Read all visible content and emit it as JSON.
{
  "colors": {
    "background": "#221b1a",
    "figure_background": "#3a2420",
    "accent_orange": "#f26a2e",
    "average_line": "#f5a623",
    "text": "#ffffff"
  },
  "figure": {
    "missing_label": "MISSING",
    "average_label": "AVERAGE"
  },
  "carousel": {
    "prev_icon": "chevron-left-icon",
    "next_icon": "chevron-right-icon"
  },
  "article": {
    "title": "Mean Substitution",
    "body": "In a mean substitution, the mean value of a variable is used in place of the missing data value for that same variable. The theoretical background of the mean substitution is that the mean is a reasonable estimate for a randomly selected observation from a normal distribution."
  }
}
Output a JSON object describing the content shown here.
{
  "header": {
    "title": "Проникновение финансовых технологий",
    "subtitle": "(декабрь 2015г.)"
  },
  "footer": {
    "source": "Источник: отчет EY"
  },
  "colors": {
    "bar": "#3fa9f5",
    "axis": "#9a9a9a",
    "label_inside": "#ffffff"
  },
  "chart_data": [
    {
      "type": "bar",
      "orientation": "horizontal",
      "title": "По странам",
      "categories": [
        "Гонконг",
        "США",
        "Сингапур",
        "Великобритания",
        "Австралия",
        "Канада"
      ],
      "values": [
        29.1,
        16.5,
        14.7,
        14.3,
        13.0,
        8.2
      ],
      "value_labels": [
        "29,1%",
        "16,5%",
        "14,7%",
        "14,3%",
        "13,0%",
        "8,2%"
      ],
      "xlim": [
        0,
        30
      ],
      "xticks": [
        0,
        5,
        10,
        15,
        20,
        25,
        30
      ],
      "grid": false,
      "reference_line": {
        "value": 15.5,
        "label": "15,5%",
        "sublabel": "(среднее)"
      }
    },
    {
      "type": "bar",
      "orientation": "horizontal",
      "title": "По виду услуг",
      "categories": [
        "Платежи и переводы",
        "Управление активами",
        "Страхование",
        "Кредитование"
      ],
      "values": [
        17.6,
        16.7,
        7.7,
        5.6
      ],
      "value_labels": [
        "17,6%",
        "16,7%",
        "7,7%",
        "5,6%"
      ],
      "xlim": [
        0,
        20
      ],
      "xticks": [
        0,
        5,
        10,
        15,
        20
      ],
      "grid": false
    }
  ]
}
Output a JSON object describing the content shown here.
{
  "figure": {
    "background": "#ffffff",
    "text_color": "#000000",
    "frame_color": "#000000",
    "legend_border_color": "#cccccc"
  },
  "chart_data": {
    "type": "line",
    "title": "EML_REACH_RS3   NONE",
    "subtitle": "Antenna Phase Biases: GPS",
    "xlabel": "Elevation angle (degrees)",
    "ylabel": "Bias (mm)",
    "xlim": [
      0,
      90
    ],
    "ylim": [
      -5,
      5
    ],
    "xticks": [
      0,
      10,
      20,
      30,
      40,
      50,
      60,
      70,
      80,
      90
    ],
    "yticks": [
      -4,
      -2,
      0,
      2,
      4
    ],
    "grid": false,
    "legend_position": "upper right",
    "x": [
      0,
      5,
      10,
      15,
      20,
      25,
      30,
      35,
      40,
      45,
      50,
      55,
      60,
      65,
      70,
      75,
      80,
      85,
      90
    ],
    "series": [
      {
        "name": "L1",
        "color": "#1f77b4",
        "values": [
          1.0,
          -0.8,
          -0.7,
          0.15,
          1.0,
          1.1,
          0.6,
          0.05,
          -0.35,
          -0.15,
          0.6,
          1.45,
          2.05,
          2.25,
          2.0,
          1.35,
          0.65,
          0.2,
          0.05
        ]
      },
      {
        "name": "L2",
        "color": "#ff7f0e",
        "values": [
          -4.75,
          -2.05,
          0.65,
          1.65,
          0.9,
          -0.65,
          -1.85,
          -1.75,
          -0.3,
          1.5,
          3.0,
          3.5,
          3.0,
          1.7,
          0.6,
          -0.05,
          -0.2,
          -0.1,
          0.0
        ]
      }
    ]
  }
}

YOUR GOAL: Repeat every line of the data, exactly and in full.

TASK RESULT:
Read all visible content and emit it as JSON.
{
  "colors": {
    "background": "#221b1a",
    "figure_background": "#3a2420",
    "accent_orange": "#f26a2e",
    "average_line": "#f5a623",
    "text": "#ffffff"
  },
  "figure": {
    "missing_label": "MISSING",
    "average_label": "AVERAGE"
  },
  "carousel": {
    "prev_icon": "chevron-left-icon",
    "next_icon": "chevron-right-icon"
  },
  "article": {
    "title": "Mean Substitution",
    "body": "In a mean substitution, the mean value of a variable is used in place of the missing data value for that same variable. The theoretical background of the mean substitution is that the mean is a reasonable estimate for a randomly selected observation from a normal distribution."
  }
}
Output a JSON object describing the content shown here.
{
  "header": {
    "title": "Проникновение финансовых технологий",
    "subtitle": "(декабрь 2015г.)"
  },
  "footer": {
    "source": "Источник: отчет EY"
  },
  "colors": {
    "bar": "#3fa9f5",
    "axis": "#9a9a9a",
    "label_inside": "#ffffff"
  },
  "chart_data": [
    {
      "type": "bar",
      "orientation": "horizontal",
      "title": "По странам",
      "categories": [
        "Гонконг",
        "США",
        "Сингапур",
        "Великобритания",
        "Австралия",
        "Канада"
      ],
      "values": [
        29.1,
        16.5,
        14.7,
        14.3,
        13.0,
        8.2
      ],
      "value_labels": [
        "29,1%",
        "16,5%",
        "14,7%",
        "14,3%",
        "13,0%",
        "8,2%"
      ],
      "xlim": [
        0,
        30
      ],
      "xticks": [
        0,
        5,
        10,
        15,
        20,
        25,
        30
      ],
      "grid": false,
      "reference_line": {
        "value": 15.5,
        "label": "15,5%",
        "sublabel": "(среднее)"
      }
    },
    {
      "type": "bar",
      "orientation": "horizontal",
      "title": "По виду услуг",
      "categories": [
        "Платежи и переводы",
        "Управление активами",
        "Страхование",
        "Кредитование"
      ],
      "values": [
        17.6,
        16.7,
        7.7,
        5.6
      ],
      "value_labels": [
        "17,6%",
        "16,7%",
        "7,7%",
        "5,6%"
      ],
      "xlim": [
        0,
        20
      ],
      "xticks": [
        0,
        5,
        10,
        15,
        20
      ],
      "grid": false
    }
  ]
}
Output a JSON object describing the content shown here.
{
  "figure": {
    "background": "#ffffff",
    "text_color": "#000000",
    "frame_color": "#000000",
    "legend_border_color": "#cccccc"
  },
  "chart_data": {
    "type": "line",
    "title": "EML_REACH_RS3   NONE",
    "subtitle": "Antenna Phase Biases: GPS",
    "xlabel": "Elevation angle (degrees)",
    "ylabel": "Bias (mm)",
    "xlim": [
      0,
      90
    ],
    "ylim": [
      -5,
      5
    ],
    "xticks": [
      0,
      10,
      20,
      30,
      40,
      50,
      60,
      70,
      80,
      90
    ],
    "yticks": [
      -4,
      -2,
      0,
      2,
      4
    ],
    "grid": false,
    "legend_position": "upper right",
    "x": [
      0,
      5,
      10,
      15,
      20,
      25,
      30,
      35,
      40,
      45,
      50,
      55,
      60,
      65,
      70,
      75,
      80,
      85,
      90
    ],
    "series": [
      {
        "name": "L1",
        "color": "#1f77b4",
        "values": [
          1.0,
          -0.8,
          -0.7,
          0.15,
          1.0,
          1.1,
          0.6,
          0.05,
          -0.35,
          -0.15,
          0.6,
          1.45,
          2.05,
          2.25,
          2.0,
          1.35,
          0.65,
          0.2,
          0.05
        ]
      },
      {
        "name": "L2",
        "color": "#ff7f0e",
        "values": [
          -4.75,
          -2.05,
          0.65,
          1.65,
          0.9,
          -0.65,
          -1.85,
          -1.75,
          -0.3,
          1.5,
          3.0,
          3.5,
          3.0,
          1.7,
          0.6,
          -0.05,
          -0.2,
          -0.1,
          0.0
        ]
      }
    ]
  }
}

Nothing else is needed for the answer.